### Passage to read
---

Dear fellow countrymen,

The working group of the Year of Estonian Book requested me to open the year of the book, and I am very glad to do this. I do this in front of all of you, hoping that the message of the Year of the Estonian Book will reach every Estonian family, every heart.

What is then the message of the year of the book?

I am not going to say it to you in advance. You are going to say it yourself - in a year's time, when the year of the book is over. If a year of the book can ever be over. Today, at this opening moment, in front of the television camera, I would only like to tell you that we are all children of the Estonian book. The Estonian book was born in 1525. Had it not been born, and had it not gained strength by hard work throughout the centuries, we would have been Germans today, or Swedes or Russians, and the world would have been poorer, lacking us. Thus, the year of the book is above all our common birthday. The books is our mother and our father - and this also concerns those few who feel estranged from books or have never even held a book in their hands. A friend of mine once wrote: ''an open book is like a wise father's words to his sons, but also to brothers. An open book is like the protecting knees of a mother, between which a small human being can feel just as strong, courageous and happy as the mother holding him. This is an overwhelming and warm feeling of confidence.''

Why are books so powerful and so dear to us? I suppose it is so as books always have two authors: the writer of whom the book is born, and the reader, who is, via the book, giving birth to his own world, his own landscapes, his own characters, to whom he extends his love or whom he rejects. Thus, a book will only be complete within the reader, as it is also the fruit of his imagination. This mysterious ability to imagine, to be curious, to pose questions to the book and hear the answers, or to put it briefly - to have a dialogue with the book - is not born out of nothing. It must be taught and learned. I will use the opening of the year of the book to ask the parents of our children: find ten minutes every night to read to your child from the favourite book of your childhood, read in your own voice something you used to like in the past. Do not listen to the false prophets who think that the fairy tales of your childhood are no longer in fashion. The distinction between good and evil is not a matter of fashion. I would certainly be happy and grateful to you all, if the year of the book could aggravate the need for books and reading above all in our children, who are will have to celebrate the 500 years of Estonian book in the future.

And I think I need not say that despite all the festive speeches, this year of the book finds us in a situation where we have to protect our books from and against the attractions of consumer society. And we will succeed. We have defended the Estonian book from the imperial and Soviet russification attempts. We have understood that a small nation can only be great and free through its creativity. Between the two World Wars, we had the greatest number of translations published in Europe. During the years of occupation, 30 million books were destroyed in Estonia, but even then, especially then, the Estonian book was a living link between individuals and different eras. Our books today are a sanctuary for those who have lived, or suffered, or died so that their names must live in history.

The coming of the year of the book has been like the coming of spring. At first, there are some signs only, then starlings and larks appear in the countryside, seabirds can be seen at sea, and then the swallow arrives. The spring does not care about the calendar or confused time zones, it will just begin at some hour, and make us say and decide: the spring has begun.

And I hereby declare: the Year of the Estonian Book has now begun. This concerns all of us together and everyone individually. The sole meaning of the Estonian Book is the greater good of the Estonian people and the Estonian state. So I wish that everybody would assume some task, even if it were a small one, it should be one that is within your powers. Awake in your child the need to read books, and keep this flame burning bright also in yourself. Every man is a book, but some books can also be nations! Let us be a nation of open books!

---

### Parts of the exercise
- A) According to the speech, how many books were destroyed in Estonia during the years of occupation?
- B) Retype the speech from "The working group" up to and including "family, every heart.", keeping every word as it is.

---

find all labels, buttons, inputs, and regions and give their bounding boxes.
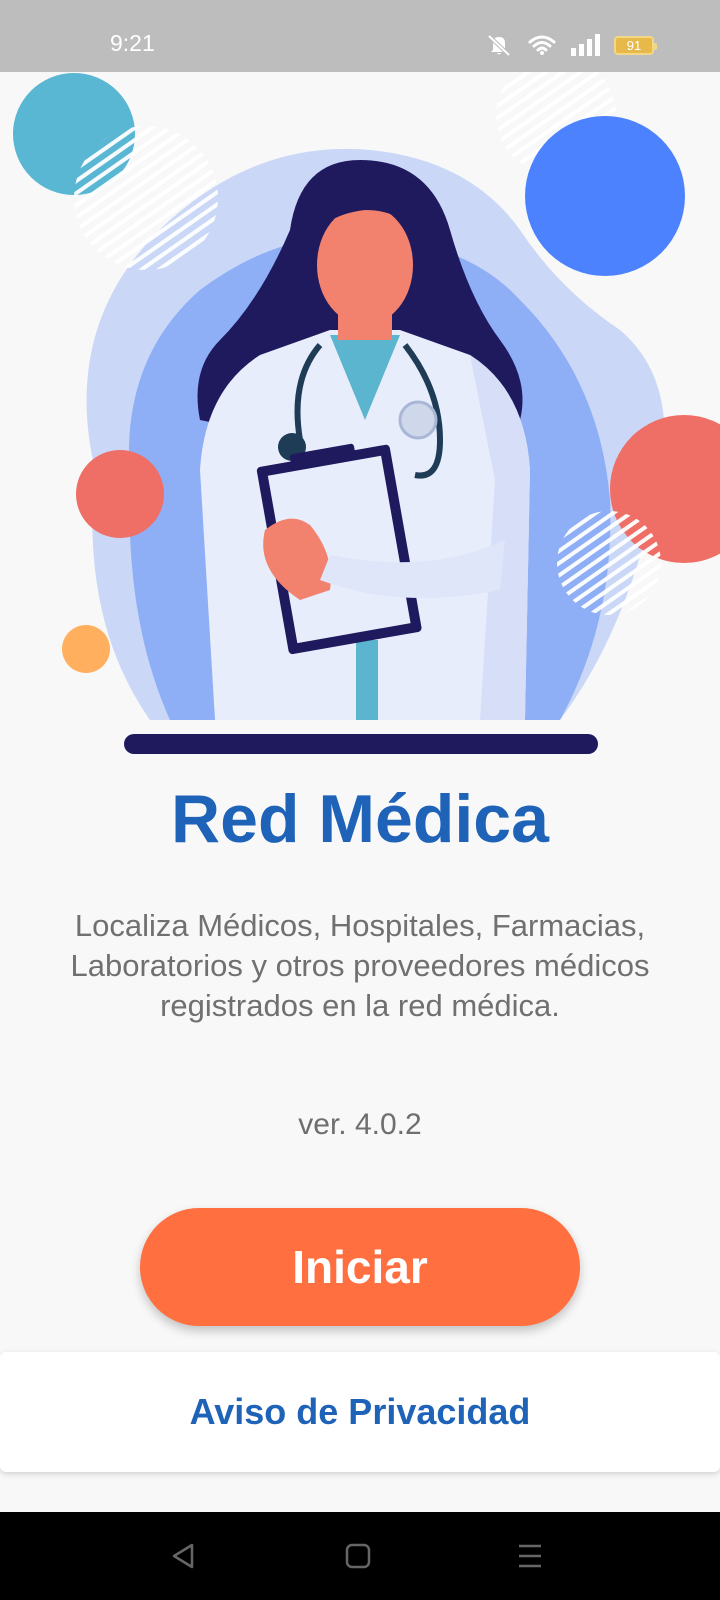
floor-line	[124, 734, 598, 754]
status-bar: 9:21 91	[0, 0, 720, 72]
circle-striped-right	[557, 511, 661, 615]
battery-level: 91	[626, 37, 642, 53]
wifi-icon	[528, 35, 556, 55]
app-title: Red Médica	[171, 781, 549, 857]
menu-icon[interactable]	[516, 1542, 544, 1570]
mute-icon	[487, 34, 511, 57]
circle-blue	[525, 116, 685, 276]
privacy-notice-link[interactable]: Aviso de Privacidad	[0, 1352, 720, 1472]
battery-icon: 91	[614, 35, 657, 55]
face	[317, 205, 413, 325]
status-icons: 91	[484, 32, 657, 58]
system-nav-bar	[0, 1512, 720, 1600]
status-time: 9:21	[110, 30, 155, 56]
back-icon[interactable]	[170, 1542, 196, 1570]
circle-striped-top-left	[74, 126, 218, 270]
start-button[interactable]: Iniciar	[140, 1208, 580, 1326]
app-description: Localiza Médicos, Hospitales, Farmacias,…	[70, 908, 650, 1023]
app-version: ver. 4.0.2	[298, 1108, 422, 1141]
signal-icon	[571, 34, 600, 56]
circle-red-left	[76, 450, 164, 538]
circle-orange	[62, 625, 110, 673]
home-icon[interactable]	[344, 1542, 372, 1570]
doctor-illustration	[13, 72, 720, 754]
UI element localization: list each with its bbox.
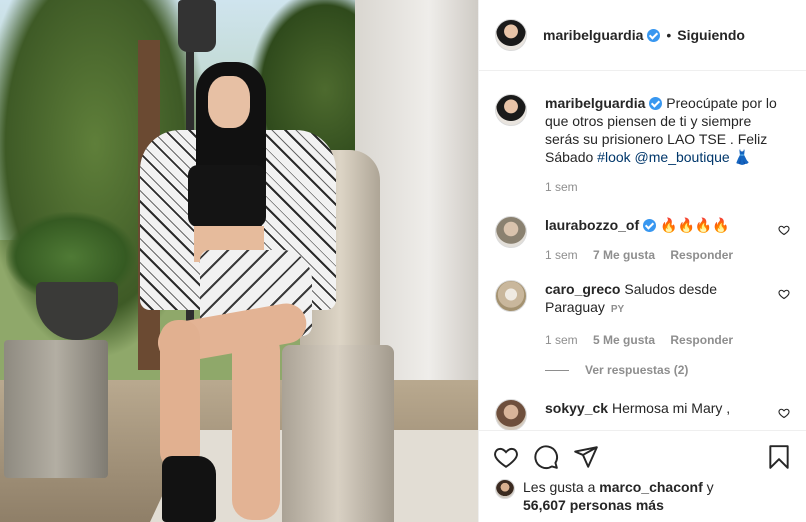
photo-person-boot: [162, 456, 216, 522]
bookmark-icon[interactable]: [766, 444, 792, 470]
comment-time[interactable]: 1 sem: [545, 248, 578, 262]
comment-username[interactable]: caro_greco: [545, 281, 620, 297]
comment-text: sokyy_ck Hermosa mi Mary ,: [545, 399, 777, 417]
post-photo[interactable]: [0, 0, 478, 522]
comment-bubble-icon[interactable]: [533, 444, 559, 470]
caption-avatar[interactable]: [495, 94, 527, 126]
instagram-post: maribelguardia • Siguiendo maribelguardi…: [0, 0, 806, 522]
post-header: maribelguardia • Siguiendo: [479, 0, 806, 71]
mention-link[interactable]: @me_boutique: [635, 149, 730, 165]
likes-text: Les gusta a marco_chaconf y 56,607 perso…: [523, 478, 714, 514]
comment-like-heart-icon[interactable]: [778, 224, 790, 236]
replies-divider: [545, 369, 569, 371]
photo-person-leg: [232, 330, 280, 520]
comment-meta: 1 sem 7 Me gusta Responder: [545, 248, 777, 262]
commenter-avatar[interactable]: [495, 280, 527, 312]
action-bar: [479, 430, 806, 482]
heart-icon[interactable]: [493, 444, 519, 470]
comment-username[interactable]: sokyy_ck: [545, 400, 608, 416]
comment-meta: 1 sem 5 Me gusta Responder: [545, 333, 777, 347]
caption-time[interactable]: 1 sem: [545, 180, 578, 194]
separator-dot: •: [666, 27, 672, 43]
likes-others-link[interactable]: 56,607 personas más: [523, 497, 664, 513]
comment-body: Hermosa mi Mary ,: [611, 400, 731, 416]
comment-like-heart-icon[interactable]: [778, 407, 790, 419]
photo-lamp: [178, 0, 216, 52]
comment-item: caro_greco Saludos desde Paraguay PY 1 s…: [495, 280, 790, 347]
post-sidebar: maribelguardia • Siguiendo maribelguardi…: [478, 0, 806, 522]
comment-likes[interactable]: 5 Me gusta: [593, 333, 655, 347]
likes-summary: Les gusta a marco_chaconf y 56,607 perso…: [495, 478, 795, 514]
author-avatar[interactable]: [495, 19, 527, 51]
likes-connector: y: [706, 479, 714, 495]
comment-item: sokyy_ck Hermosa mi Mary ,: [495, 399, 790, 430]
comments-list[interactable]: maribelguardia Preocúpate por lo que otr…: [479, 72, 806, 430]
dress-emoji: 👗: [733, 149, 752, 165]
paper-plane-icon[interactable]: [573, 444, 599, 470]
verified-badge-icon: [643, 219, 657, 232]
view-replies-button[interactable]: Ver respuestas (2): [545, 363, 790, 377]
author-username[interactable]: maribelguardia: [543, 27, 643, 43]
reply-button[interactable]: Responder: [670, 333, 733, 347]
commenter-avatar[interactable]: [495, 399, 527, 430]
caption-meta: 1 sem: [545, 180, 777, 194]
view-replies-label: Ver respuestas (2): [585, 363, 689, 377]
comment-item: laurabozzo_of 🔥🔥🔥🔥 1 sem 7 Me gusta Resp…: [495, 216, 790, 262]
comment-like-heart-icon[interactable]: [778, 288, 790, 300]
caption: maribelguardia Preocúpate por lo que otr…: [495, 94, 790, 194]
photo-pillar: [282, 345, 394, 522]
caption-username[interactable]: maribelguardia: [545, 95, 645, 111]
liker-username[interactable]: marco_chaconf: [599, 479, 702, 495]
photo-person-top: [188, 165, 266, 227]
commenter-avatar[interactable]: [495, 216, 527, 248]
comment-text: laurabozzo_of 🔥🔥🔥🔥: [545, 216, 777, 234]
likes-prefix: Les gusta a: [523, 479, 596, 495]
country-tag: PY: [610, 304, 625, 315]
reply-button[interactable]: Responder: [670, 248, 733, 262]
photo-pedestal: [4, 340, 108, 478]
comment-time[interactable]: 1 sem: [545, 333, 578, 347]
comment-text: caro_greco Saludos desde Paraguay PY: [545, 280, 777, 319]
comment-username[interactable]: laurabozzo_of: [545, 217, 639, 233]
hashtag-link[interactable]: #look: [597, 149, 630, 165]
caption-text: maribelguardia Preocúpate por lo que otr…: [545, 94, 777, 166]
comment-likes[interactable]: 7 Me gusta: [593, 248, 655, 262]
liker-avatar[interactable]: [495, 479, 515, 499]
comment-body: 🔥🔥🔥🔥: [660, 217, 730, 233]
photo-person-leg: [160, 320, 200, 470]
verified-badge-icon: [647, 28, 661, 42]
following-button[interactable]: Siguiendo: [677, 27, 745, 43]
photo-person-face: [208, 76, 250, 128]
verified-badge-icon: [649, 97, 663, 110]
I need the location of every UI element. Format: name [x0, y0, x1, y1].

---

### The solutions
- A) 30 million books

- B)
The working group of the Year of Estonian Book requested me to open the year of the book, and I am very glad to do this. I do this in front of all of you, hoping that the message of the Year of the Estonian Book will reach every Estonian family, every heart.